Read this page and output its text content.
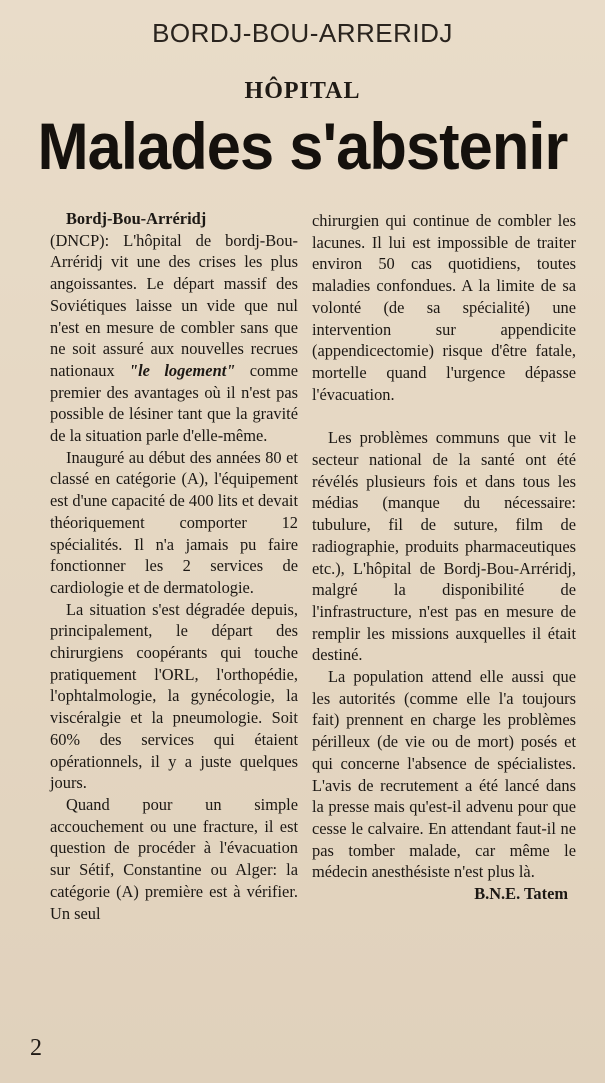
BORDJ-BOU-ARRERIDJ
HÔPITAL
Malades s'abstenir

Bordj-Bou-Arréridj
(DNCP): L'hôpital de bordj-Bou-Arréridj vit une des crises les plus angoissantes. Le départ massif des Soviétiques laisse un vide que nul n'est en mesure de combler sans que ne soit assuré aux nouvelles recrues nationaux "le logement" comme premier des avantages où il n'est pas possible de lésiner tant que la gravité de la situation parle d'elle-même.

Inauguré au début des années 80 et classé en catégorie (A), l'équipement est d'une capacité de 400 lits et devait théoriquement comporter 12 spécialités. Il n'a jamais pu faire fonctionner les 2 services de cardiologie et de dermatologie.

La situation s'est dégradée depuis, principalement, le départ des chirurgiens coopérants qui touche pratiquement l'ORL, l'orthopédie, l'ophtalmologie, la gynécologie, la viscéralgie et la pneumologie. Soit 60% des services qui étaient opérationnels, il y a juste quelques jours.

Quand pour un simple accouchement ou une fracture, il est question de procéder à l'évacuation sur Sétif, Constantine ou Alger: la catégorie (A) première est à vérifier. Un seul

chirurgien qui continue de combler les lacunes. Il lui est impossible de traiter environ 50 cas quotidiens, toutes maladies confondues. A la limite de sa volonté (de sa spécialité) une intervention sur appendicite (appendicectomie) risque d'être fatale, mortelle quand l'urgence dépasse l'évacuation.

Les problèmes communs que vit le secteur national de la santé ont été révélés plusieurs fois et dans tous les médias (manque du nécessaire: tubulure, fil de suture, film de radiographie, produits pharmaceutiques etc.), L'hôpital de Bordj-Bou-Arréridj, malgré la disponibilité de l'infrastructure, n'est pas en mesure de remplir les missions auxquelles il était destiné.

La population attend elle aussi que les autorités (comme elle l'a toujours fait) prennent en charge les problèmes périlleux (de vie ou de mort) posés et qui concerne l'absence de spécialistes. L'avis de recrutement a été lancé dans la presse mais qu'est-il advenu pour que cesse le calvaire. En attendant faut-il ne pas tomber malade, car même le médecin anesthésiste n'est plus là.

B.N.E. Tatem

2
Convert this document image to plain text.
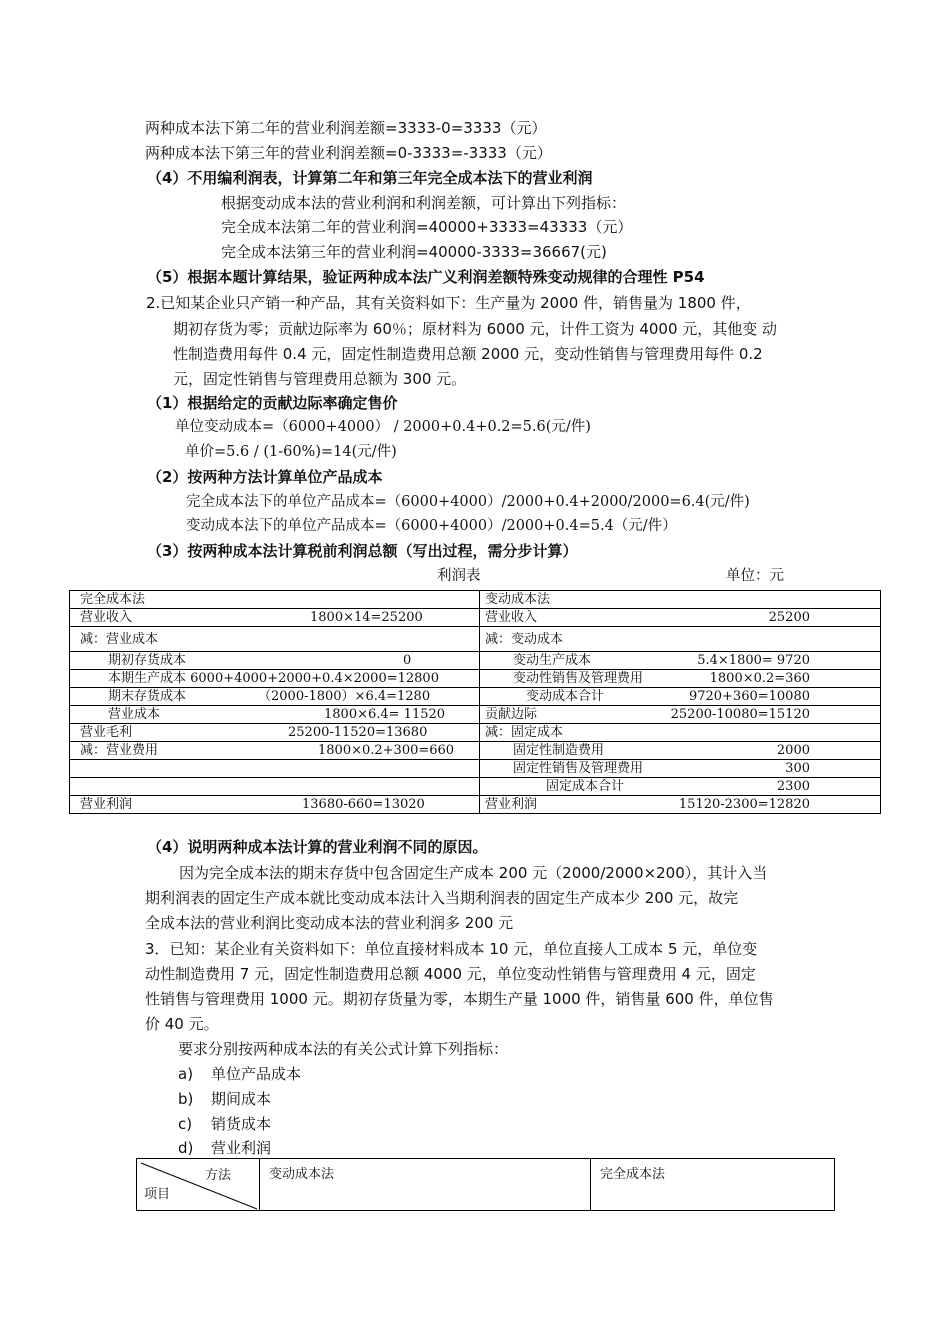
两种成本法下第二年的营业利润差额=3333-0=3333（元）
两种成本法下第三年的营业利润差额=0-3333=-3333（元）
（4）不用编利润表，计算第二年和第三年完全成本法下的营业利润
根据变动成本法的营业利润和利润差额，可计算出下列指标：
完全成本法第二年的营业利润=40000+3333=43333（元）
完全成本法第三年的营业利润=40000-3333=36667(元)
（5）根据本题计算结果，验证两种成本法广义利润差额特殊变动规律的合理性 P54
2.已知某企业只产销一种产品，其有关资料如下：生产量为 2000 件，销售量为 1800 件，
期初存货为零；贡献边际率为 60％；原材料为 6000 元，计件工资为 4000 元，其他变 动
性制造费用每件 0.4 元，固定性制造费用总额 2000 元，变动性销售与管理费用每件 0.2
元，固定性销售与管理费用总额为 300 元。
（1）根据给定的贡献边际率确定售价
单位变动成本=（6000+4000） / 2000+0.4+0.2=5.6(元/件)
单价=5.6 / (1-60%)=14(元/件)
（2）按两种方法计算单位产品成本
完全成本法下的单位产品成本=（6000+4000）/2000+0.4+2000/2000=6.4(元/件)
变动成本法下的单位产品成本=（6000+4000）/2000+0.4=5.4（元/件）
（3）按两种成本法计算税前利润总额（写出过程，需分步计算）
利润表	单位：元
完全成本法	变动成本法

营业收入 1800×14=25200	营业收入 25200

减：营业成本	减：变动成本

期初存货成本 0	变动生产成本 5.4×1800= 9720

本期生产成本 6000+4000+2000+0.4×2000=12800	变动性销售及管理费用 1800×0.2=360

期末存货成本 （2000-1800）×6.4=1280	变动成本合计 9720+360=10080

营业成本 1800×6.4= 11520	贡献边际 25200-10080=15120

营业毛利 25200-11520=13680	减：固定成本

减：营业费用 1800×0.2+300=660	固定性制造费用 2000

	固定性销售及管理费用 300

	固定成本合计 2300

营业利润 13680-660=13020	营业利润 15120-2300=12820
（4）说明两种成本法计算的营业利润不同的原因。
因为完全成本法的期末存货中包含固定生产成本 200 元（2000/2000×200），其计入当
期利润表的固定生产成本就比变动成本法计入当期利润表的固定生产成本少 200 元，故完
全成本法的营业利润比变动成本法的营业利润多 200 元
3．已知：某企业有关资料如下：单位直接材料成本 10 元，单位直接人工成本 5 元，单位变
动性制造费用 7 元，固定性制造费用总额 4000 元，单位变动性销售与管理费用 4 元，固定
性销售与管理费用 1000 元。期初存货量为零，本期生产量 1000 件，销售量 600 件，单位售
价 40 元。
要求分别按两种成本法的有关公式计算下列指标：
a) 单位产品成本
b) 期间成本
c) 销货成本
d) 营业利润
方法
项目

变动成本法	完全成本法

- REQUIRED TASK -
Find each line with the string "Arréridj" and copy it out.

- COMPLETE RESPONSE -
Bordj-Bou-Arréridj
(DNCP): L'hôpital de bordj-Bou-Arréridj vit une des crises les plus angoissantes. Le départ massif des Soviétiques laisse un vide que nul n'est en mesure de combler sans que ne soit assuré aux nouvelles recrues nationaux "le logement" comme premier des avantages où il n'est pas possible de lésiner tant que la gravité de la situation parle d'elle-même.
Les problèmes communs que vit le secteur national de la santé ont été révélés plusieurs fois et dans tous les médias (manque du nécessaire: tubulure, fil de suture, film de radiographie, produits pharmaceutiques etc.), L'hôpital de Bordj-Bou-Arréridj, malgré la disponibilité de l'infrastructure, n'est pas en mesure de remplir les missions auxquelles il était destiné.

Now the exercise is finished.